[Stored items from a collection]
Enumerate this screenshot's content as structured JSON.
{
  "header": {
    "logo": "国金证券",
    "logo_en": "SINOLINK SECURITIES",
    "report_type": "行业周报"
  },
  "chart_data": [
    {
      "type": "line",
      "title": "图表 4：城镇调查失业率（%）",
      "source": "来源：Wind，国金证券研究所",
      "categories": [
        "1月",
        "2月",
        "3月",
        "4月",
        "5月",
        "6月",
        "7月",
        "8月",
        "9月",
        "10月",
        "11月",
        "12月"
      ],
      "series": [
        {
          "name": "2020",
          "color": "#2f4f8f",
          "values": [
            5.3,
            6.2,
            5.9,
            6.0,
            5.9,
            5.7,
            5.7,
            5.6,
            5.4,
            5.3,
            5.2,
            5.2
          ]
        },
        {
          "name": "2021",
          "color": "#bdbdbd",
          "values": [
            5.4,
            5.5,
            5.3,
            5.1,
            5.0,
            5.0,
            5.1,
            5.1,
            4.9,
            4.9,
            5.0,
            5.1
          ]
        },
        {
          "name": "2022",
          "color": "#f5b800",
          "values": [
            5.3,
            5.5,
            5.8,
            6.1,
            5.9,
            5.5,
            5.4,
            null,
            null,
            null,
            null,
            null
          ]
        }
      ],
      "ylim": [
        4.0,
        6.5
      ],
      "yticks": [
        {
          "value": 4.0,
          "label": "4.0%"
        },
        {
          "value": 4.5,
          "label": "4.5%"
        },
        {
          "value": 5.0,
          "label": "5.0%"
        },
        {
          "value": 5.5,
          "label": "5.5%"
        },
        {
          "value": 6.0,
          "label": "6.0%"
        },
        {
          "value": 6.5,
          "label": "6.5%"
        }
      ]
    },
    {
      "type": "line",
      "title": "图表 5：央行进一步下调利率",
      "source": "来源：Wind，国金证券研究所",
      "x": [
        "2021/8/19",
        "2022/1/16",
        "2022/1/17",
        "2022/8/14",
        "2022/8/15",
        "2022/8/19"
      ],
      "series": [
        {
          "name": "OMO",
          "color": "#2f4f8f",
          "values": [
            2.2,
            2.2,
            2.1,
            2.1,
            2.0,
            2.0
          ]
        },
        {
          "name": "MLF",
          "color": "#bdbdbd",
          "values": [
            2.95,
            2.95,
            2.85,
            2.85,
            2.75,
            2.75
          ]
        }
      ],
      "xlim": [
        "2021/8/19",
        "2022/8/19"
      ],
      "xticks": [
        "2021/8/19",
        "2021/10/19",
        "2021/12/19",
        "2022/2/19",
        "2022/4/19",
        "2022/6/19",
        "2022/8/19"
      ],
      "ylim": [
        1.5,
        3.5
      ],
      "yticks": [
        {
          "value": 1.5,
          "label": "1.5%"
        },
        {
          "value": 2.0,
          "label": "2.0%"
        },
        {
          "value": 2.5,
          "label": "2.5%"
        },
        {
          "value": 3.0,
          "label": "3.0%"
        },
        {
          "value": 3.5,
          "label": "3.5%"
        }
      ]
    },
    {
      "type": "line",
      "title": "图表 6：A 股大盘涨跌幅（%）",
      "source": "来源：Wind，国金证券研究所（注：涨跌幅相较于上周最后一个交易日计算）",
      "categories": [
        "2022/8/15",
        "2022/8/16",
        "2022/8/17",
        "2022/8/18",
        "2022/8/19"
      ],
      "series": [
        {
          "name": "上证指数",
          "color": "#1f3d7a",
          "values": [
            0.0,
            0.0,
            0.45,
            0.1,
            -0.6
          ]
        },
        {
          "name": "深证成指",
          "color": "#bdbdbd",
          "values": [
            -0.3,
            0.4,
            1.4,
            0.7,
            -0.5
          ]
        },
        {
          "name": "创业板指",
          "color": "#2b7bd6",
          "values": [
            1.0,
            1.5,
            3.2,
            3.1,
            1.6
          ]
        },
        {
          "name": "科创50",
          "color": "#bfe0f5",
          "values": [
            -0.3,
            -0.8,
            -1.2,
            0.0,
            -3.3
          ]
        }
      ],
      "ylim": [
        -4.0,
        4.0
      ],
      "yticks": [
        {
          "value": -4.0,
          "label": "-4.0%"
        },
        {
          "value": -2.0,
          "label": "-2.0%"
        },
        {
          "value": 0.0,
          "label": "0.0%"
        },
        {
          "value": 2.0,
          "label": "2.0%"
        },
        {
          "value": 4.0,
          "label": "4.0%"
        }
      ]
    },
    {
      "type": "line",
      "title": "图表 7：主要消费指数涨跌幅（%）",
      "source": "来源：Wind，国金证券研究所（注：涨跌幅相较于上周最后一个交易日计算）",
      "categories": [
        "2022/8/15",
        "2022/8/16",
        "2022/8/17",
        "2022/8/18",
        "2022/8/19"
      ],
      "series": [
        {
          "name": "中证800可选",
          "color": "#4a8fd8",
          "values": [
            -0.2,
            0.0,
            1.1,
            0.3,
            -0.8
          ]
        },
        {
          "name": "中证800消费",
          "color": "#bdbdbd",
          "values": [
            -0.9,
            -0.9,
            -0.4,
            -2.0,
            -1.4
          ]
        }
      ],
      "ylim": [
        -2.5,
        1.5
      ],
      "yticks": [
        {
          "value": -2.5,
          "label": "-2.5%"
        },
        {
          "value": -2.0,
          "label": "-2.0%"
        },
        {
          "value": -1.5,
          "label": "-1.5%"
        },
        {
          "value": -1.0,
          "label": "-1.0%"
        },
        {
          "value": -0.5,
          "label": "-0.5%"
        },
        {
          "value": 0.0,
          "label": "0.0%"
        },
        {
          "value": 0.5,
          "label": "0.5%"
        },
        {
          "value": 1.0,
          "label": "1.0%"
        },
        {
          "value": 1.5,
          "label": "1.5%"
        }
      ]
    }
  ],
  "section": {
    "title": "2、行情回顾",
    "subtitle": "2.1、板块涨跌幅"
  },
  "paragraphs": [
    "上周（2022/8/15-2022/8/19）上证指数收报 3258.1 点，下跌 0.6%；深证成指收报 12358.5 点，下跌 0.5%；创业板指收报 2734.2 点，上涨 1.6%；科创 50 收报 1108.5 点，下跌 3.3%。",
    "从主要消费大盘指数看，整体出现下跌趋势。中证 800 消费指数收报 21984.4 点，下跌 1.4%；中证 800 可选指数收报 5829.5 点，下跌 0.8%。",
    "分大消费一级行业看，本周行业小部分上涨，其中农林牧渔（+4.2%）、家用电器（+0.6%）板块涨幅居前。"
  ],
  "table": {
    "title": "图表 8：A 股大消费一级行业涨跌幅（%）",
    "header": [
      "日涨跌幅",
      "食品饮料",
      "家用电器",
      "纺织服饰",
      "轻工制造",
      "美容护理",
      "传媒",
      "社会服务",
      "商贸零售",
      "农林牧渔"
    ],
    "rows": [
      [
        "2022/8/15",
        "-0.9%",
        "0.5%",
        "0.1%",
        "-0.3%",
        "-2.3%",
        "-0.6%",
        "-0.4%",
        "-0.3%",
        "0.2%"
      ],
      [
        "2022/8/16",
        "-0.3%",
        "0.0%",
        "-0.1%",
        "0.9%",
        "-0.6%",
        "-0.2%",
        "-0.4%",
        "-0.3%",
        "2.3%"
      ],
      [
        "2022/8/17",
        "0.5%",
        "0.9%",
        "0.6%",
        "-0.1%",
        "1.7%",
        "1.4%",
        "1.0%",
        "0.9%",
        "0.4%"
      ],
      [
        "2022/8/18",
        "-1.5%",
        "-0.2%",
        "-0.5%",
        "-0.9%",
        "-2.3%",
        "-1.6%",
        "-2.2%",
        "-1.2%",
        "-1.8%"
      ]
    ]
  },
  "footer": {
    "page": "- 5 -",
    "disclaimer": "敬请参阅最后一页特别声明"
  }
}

**Problem requirements:**
Identify all lines in the records above with the word "家用电器".

**Output for this exercise:**
    "分大消费一级行业看，本周行业小部分上涨，其中农林牧渔（+4.2%）、家用电器（+0.6%）板块涨幅居前。"
      "家用电器",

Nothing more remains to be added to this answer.